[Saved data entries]
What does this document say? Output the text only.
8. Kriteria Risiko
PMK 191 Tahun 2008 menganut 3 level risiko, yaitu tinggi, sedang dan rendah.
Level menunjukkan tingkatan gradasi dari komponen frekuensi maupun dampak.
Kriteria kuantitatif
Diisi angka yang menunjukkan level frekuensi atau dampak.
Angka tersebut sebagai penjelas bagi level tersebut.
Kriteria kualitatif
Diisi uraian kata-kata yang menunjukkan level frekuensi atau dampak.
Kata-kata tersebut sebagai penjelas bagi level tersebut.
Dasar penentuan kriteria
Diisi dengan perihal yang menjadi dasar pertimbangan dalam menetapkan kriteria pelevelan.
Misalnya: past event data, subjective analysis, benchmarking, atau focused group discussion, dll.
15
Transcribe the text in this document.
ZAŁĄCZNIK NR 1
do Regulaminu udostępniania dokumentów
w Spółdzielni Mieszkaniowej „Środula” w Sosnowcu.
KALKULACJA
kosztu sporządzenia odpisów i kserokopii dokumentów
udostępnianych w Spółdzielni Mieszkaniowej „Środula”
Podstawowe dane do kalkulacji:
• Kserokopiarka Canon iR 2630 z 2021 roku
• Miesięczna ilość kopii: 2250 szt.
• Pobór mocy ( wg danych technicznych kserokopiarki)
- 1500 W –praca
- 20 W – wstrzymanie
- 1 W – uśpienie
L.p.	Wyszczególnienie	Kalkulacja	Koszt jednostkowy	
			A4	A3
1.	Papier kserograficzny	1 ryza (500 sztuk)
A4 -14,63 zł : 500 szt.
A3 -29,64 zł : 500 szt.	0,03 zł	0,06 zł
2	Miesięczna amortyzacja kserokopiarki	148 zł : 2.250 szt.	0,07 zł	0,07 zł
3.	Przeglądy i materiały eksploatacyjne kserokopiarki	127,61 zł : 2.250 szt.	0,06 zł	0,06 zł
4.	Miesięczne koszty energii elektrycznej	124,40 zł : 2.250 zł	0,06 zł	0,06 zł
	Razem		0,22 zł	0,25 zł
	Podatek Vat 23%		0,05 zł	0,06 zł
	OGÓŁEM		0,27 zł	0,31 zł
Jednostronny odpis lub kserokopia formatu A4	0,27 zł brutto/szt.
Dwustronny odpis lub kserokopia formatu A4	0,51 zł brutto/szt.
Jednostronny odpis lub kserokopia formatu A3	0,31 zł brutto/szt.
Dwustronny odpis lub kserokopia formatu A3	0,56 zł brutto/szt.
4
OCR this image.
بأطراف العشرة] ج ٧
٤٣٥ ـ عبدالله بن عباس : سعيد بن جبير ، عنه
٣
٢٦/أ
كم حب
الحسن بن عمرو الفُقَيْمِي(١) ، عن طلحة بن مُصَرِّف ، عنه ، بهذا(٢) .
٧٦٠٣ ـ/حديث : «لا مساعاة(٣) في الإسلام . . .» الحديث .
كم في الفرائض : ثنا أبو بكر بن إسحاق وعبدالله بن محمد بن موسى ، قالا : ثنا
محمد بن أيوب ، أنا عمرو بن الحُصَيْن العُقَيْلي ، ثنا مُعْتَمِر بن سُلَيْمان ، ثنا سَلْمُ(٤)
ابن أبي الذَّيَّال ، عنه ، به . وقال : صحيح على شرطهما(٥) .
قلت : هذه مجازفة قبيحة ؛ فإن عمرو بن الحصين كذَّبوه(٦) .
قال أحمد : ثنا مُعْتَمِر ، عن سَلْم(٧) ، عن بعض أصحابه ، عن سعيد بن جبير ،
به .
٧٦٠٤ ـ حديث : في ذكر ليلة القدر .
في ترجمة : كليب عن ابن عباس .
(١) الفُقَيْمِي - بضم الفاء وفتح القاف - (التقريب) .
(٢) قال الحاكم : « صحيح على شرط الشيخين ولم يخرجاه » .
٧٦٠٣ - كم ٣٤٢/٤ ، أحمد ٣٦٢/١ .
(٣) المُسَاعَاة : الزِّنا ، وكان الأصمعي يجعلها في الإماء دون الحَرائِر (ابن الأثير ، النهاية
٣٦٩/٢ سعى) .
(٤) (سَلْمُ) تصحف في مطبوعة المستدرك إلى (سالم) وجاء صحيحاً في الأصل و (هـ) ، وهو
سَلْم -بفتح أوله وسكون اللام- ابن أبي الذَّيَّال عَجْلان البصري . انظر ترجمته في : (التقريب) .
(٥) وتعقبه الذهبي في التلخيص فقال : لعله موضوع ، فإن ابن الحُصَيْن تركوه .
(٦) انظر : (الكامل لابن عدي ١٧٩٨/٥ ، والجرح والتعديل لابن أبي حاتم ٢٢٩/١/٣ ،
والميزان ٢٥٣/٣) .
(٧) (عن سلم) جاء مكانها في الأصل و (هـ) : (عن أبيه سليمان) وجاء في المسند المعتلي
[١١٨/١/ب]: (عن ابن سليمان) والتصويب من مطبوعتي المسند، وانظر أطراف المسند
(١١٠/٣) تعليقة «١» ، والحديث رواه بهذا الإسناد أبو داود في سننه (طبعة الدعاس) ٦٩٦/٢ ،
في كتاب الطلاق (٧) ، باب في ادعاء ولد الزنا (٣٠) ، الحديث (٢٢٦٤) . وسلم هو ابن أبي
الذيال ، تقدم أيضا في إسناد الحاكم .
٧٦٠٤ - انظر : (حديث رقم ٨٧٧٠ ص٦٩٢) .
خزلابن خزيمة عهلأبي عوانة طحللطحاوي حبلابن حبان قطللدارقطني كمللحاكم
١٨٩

◆ Exercise task ◆
From the entries above, extract every line where the word "document" appears.

◆ Exercise answer ◆
What does this document say? Output the text only.
Transcribe the text in this document.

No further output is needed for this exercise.